## GIVEN REQUEST
What follows is a listing. Return every line of it exactly.
------ INPUT FOR THIS TASK
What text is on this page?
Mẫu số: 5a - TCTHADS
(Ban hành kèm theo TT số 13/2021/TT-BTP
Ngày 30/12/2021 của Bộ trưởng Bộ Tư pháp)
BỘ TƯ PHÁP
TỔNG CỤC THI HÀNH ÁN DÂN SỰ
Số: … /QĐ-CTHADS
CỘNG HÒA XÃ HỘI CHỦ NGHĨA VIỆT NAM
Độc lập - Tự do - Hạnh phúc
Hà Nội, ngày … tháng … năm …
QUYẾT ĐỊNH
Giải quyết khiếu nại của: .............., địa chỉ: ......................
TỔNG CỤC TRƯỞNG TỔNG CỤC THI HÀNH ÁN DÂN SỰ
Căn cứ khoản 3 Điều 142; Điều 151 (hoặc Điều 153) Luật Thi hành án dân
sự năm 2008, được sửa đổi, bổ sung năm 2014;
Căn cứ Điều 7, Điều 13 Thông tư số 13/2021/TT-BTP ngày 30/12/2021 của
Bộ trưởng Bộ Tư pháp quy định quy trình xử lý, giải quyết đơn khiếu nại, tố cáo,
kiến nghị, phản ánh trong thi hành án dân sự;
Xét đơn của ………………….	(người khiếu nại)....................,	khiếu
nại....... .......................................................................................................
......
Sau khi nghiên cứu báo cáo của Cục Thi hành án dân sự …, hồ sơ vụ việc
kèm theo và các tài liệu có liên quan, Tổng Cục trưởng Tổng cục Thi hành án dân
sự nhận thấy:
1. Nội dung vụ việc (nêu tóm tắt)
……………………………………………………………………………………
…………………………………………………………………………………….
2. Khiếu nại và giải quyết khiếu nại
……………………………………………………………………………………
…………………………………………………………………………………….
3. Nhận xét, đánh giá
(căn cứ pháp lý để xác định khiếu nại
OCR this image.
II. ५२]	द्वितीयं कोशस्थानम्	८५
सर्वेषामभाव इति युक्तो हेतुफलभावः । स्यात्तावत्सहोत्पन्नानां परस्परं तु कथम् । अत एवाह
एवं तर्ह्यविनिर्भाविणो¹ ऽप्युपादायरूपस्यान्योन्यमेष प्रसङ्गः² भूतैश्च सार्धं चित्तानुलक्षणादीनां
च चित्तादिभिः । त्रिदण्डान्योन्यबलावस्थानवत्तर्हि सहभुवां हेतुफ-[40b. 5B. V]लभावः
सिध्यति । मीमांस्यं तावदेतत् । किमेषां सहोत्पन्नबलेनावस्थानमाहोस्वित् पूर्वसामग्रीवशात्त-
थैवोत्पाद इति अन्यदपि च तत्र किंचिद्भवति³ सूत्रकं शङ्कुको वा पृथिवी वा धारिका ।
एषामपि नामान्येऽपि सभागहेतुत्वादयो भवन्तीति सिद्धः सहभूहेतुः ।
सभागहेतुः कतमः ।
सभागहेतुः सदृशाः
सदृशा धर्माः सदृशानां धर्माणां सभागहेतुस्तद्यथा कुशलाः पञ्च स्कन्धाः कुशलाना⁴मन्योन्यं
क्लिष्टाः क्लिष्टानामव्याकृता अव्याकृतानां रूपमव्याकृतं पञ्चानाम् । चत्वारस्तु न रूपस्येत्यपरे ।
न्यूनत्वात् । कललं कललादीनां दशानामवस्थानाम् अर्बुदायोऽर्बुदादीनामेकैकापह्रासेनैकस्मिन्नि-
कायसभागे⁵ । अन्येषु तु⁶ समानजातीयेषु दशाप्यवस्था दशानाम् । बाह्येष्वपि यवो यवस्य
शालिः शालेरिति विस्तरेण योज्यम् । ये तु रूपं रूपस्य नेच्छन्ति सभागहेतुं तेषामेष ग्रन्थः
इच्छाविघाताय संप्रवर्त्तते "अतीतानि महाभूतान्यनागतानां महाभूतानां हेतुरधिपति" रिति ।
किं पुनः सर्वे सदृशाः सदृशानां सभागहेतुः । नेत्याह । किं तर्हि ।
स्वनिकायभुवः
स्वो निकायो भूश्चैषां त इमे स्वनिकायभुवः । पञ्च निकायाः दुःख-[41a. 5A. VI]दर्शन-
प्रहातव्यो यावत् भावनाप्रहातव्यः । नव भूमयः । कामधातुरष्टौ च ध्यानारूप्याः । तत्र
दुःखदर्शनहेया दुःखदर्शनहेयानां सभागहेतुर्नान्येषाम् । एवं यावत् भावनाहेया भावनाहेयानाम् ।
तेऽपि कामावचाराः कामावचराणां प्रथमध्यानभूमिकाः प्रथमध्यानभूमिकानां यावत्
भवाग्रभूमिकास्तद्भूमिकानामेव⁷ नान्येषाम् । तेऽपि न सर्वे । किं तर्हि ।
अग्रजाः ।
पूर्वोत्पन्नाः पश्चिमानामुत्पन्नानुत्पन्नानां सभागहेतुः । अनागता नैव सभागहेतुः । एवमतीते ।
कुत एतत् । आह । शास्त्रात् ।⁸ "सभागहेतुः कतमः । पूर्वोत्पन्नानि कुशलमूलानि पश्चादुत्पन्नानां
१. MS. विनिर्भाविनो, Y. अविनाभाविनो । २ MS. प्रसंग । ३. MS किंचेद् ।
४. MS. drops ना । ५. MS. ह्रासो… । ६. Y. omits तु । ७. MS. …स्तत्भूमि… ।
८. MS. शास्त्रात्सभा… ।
------------
## REPLY TO THE EXERCISE
What text is on this page?
Mẫu số: 5a - TCTHADS
(Ban hành kèm theo TT số 13/2021/TT-BTP
Ngày 30/12/2021 của Bộ trưởng Bộ Tư pháp)
BỘ TƯ PHÁP
TỔNG CỤC THI HÀNH ÁN DÂN SỰ
Số: … /QĐ-CTHADS
CỘNG HÒA XÃ HỘI CHỦ NGHĨA VIỆT NAM
Độc lập - Tự do - Hạnh phúc
Hà Nội, ngày … tháng … năm …
QUYẾT ĐỊNH
Giải quyết khiếu nại của: .............., địa chỉ: ......................
TỔNG CỤC TRƯỞNG TỔNG CỤC THI HÀNH ÁN DÂN SỰ
Căn cứ khoản 3 Điều 142; Điều 151 (hoặc Điều 153) Luật Thi hành án dân
sự năm 2008, được sửa đổi, bổ sung năm 2014;
Căn cứ Điều 7, Điều 13 Thông tư số 13/2021/TT-BTP ngày 30/12/2021 của
Bộ trưởng Bộ Tư pháp quy định quy trình xử lý, giải quyết đơn khiếu nại, tố cáo,
kiến nghị, phản ánh trong thi hành án dân sự;
Xét đơn của ………………….	(người khiếu nại)....................,	khiếu
nại....... .......................................................................................................
......
Sau khi nghiên cứu báo cáo của Cục Thi hành án dân sự …, hồ sơ vụ việc
kèm theo và các tài liệu có liên quan, Tổng Cục trưởng Tổng cục Thi hành án dân
sự nhận thấy:
1. Nội dung vụ việc (nêu tóm tắt)
……………………………………………………………………………………
…………………………………………………………………………………….
2. Khiếu nại và giải quyết khiếu nại
……………………………………………………………………………………
…………………………………………………………………………………….
3. Nhận xét, đánh giá
(căn cứ pháp lý để xác định khiếu nại
OCR this image.
II. ५२]	द्वितीयं कोशस्थानम्	८५
सर्वेषामभाव इति युक्तो हेतुफलभावः । स्यात्तावत्सहोत्पन्नानां परस्परं तु कथम् । अत एवाह
एवं तर्ह्यविनिर्भाविणो¹ ऽप्युपादायरूपस्यान्योन्यमेष प्रसङ्गः² भूतैश्च सार्धं चित्तानुलक्षणादीनां
च चित्तादिभिः । त्रिदण्डान्योन्यबलावस्थानवत्तर्हि सहभुवां हेतुफ-[40b. 5B. V]लभावः
सिध्यति । मीमांस्यं तावदेतत् । किमेषां सहोत्पन्नबलेनावस्थानमाहोस्वित् पूर्वसामग्रीवशात्त-
थैवोत्पाद इति अन्यदपि च तत्र किंचिद्भवति³ सूत्रकं शङ्कुको वा पृथिवी वा धारिका ।
एषामपि नामान्येऽपि सभागहेतुत्वादयो भवन्तीति सिद्धः सहभूहेतुः ।
सभागहेतुः कतमः ।
सभागहेतुः सदृशाः
सदृशा धर्माः सदृशानां धर्माणां सभागहेतुस्तद्यथा कुशलाः पञ्च स्कन्धाः कुशलाना⁴मन्योन्यं
क्लिष्टाः क्लिष्टानामव्याकृता अव्याकृतानां रूपमव्याकृतं पञ्चानाम् । चत्वारस्तु न रूपस्येत्यपरे ।
न्यूनत्वात् । कललं कललादीनां दशानामवस्थानाम् अर्बुदायोऽर्बुदादीनामेकैकापह्रासेनैकस्मिन्नि-
कायसभागे⁵ । अन्येषु तु⁶ समानजातीयेषु दशाप्यवस्था दशानाम् । बाह्येष्वपि यवो यवस्य
शालिः शालेरिति विस्तरेण योज्यम् । ये तु रूपं रूपस्य नेच्छन्ति सभागहेतुं तेषामेष ग्रन्थः
इच्छाविघाताय संप्रवर्त्तते "अतीतानि महाभूतान्यनागतानां महाभूतानां हेतुरधिपति" रिति ।
किं पुनः सर्वे सदृशाः सदृशानां सभागहेतुः । नेत्याह । किं तर्हि ।
स्वनिकायभुवः
स्वो निकायो भूश्चैषां त इमे स्वनिकायभुवः । पञ्च निकायाः दुःख-[41a. 5A. VI]दर्शन-
प्रहातव्यो यावत् भावनाप्रहातव्यः । नव भूमयः । कामधातुरष्टौ च ध्यानारूप्याः । तत्र
दुःखदर्शनहेया दुःखदर्शनहेयानां सभागहेतुर्नान्येषाम् । एवं यावत् भावनाहेया भावनाहेयानाम् ।
तेऽपि कामावचाराः कामावचराणां प्रथमध्यानभूमिकाः प्रथमध्यानभूमिकानां यावत्
भवाग्रभूमिकास्तद्भूमिकानामेव⁷ नान्येषाम् । तेऽपि न सर्वे । किं तर्हि ।
अग्रजाः ।
पूर्वोत्पन्नाः पश्चिमानामुत्पन्नानुत्पन्नानां सभागहेतुः । अनागता नैव सभागहेतुः । एवमतीते ।
कुत एतत् । आह । शास्त्रात् ।⁸ "सभागहेतुः कतमः । पूर्वोत्पन्नानि कुशलमूलानि पश्चादुत्पन्नानां
१. MS. विनिर्भाविनो, Y. अविनाभाविनो । २ MS. प्रसंग । ३. MS किंचेद् ।
४. MS. drops ना । ५. MS. ह्रासो… । ६. Y. omits तु । ७. MS. …स्तत्भूमि… ।
८. MS. शास्त्रात्सभा… ।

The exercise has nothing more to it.